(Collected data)
- - - - - - -
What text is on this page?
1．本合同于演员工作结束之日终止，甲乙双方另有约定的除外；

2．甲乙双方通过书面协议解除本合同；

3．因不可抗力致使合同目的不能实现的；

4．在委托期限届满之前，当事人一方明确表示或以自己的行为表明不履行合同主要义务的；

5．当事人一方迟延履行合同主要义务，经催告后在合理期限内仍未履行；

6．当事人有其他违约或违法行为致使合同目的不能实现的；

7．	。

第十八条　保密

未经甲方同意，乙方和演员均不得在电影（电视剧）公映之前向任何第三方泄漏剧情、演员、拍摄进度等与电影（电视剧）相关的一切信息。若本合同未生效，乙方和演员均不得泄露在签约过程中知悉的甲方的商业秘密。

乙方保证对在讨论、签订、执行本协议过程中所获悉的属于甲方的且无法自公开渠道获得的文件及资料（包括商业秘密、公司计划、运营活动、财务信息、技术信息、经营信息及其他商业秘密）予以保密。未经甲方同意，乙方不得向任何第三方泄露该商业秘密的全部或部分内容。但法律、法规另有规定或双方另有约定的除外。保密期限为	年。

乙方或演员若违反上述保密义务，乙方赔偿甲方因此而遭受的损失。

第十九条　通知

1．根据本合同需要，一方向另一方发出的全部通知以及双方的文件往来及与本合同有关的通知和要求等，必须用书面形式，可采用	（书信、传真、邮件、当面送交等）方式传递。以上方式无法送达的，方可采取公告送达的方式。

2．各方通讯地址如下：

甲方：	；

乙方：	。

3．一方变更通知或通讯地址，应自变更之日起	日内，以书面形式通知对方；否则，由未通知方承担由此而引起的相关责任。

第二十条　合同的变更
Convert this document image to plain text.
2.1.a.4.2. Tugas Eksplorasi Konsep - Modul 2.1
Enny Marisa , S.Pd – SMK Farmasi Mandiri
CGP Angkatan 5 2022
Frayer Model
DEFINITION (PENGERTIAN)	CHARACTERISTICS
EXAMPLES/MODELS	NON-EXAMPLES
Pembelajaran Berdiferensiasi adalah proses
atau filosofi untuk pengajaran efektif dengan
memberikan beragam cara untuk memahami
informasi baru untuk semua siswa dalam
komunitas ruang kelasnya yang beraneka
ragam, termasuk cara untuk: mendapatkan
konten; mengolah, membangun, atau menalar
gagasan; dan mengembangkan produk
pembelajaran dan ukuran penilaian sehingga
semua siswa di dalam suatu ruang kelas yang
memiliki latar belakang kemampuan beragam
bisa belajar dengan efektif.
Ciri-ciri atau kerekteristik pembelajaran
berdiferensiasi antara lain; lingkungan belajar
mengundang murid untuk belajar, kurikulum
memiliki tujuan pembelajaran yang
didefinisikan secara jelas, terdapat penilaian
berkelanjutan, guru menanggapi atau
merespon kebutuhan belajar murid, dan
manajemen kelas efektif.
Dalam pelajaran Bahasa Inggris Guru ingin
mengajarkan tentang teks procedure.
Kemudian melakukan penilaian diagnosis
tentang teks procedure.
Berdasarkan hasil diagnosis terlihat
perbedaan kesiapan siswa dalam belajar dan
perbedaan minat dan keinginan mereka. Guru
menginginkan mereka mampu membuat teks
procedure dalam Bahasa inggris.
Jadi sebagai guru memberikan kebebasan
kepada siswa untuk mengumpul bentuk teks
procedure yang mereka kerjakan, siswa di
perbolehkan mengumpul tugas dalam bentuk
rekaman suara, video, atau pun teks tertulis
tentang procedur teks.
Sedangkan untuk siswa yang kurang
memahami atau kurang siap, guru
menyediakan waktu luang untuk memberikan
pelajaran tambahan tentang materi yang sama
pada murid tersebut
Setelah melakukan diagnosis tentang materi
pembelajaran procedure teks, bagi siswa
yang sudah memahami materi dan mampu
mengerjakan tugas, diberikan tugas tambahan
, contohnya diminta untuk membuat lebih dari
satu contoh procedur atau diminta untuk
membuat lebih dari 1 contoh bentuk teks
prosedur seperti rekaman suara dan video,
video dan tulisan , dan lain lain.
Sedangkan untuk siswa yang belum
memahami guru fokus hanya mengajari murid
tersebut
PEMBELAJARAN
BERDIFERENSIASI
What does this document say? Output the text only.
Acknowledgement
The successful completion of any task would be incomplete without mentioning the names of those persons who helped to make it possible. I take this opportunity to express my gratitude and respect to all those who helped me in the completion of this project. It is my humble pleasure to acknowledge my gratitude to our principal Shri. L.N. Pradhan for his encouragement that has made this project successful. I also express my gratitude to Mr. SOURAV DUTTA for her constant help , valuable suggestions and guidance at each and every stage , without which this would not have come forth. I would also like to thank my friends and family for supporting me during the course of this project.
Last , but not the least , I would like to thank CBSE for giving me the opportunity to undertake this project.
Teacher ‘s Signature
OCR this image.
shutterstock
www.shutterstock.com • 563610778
- - - - - - -
Look through the listing and extract every line with "mereka" in it.

▸ SOLVED EXERCISE:
perbedaan minat dan keinginan mereka. Guru
menginginkan mereka mampu membuat teks
procedure yang mereka kerjakan, siswa di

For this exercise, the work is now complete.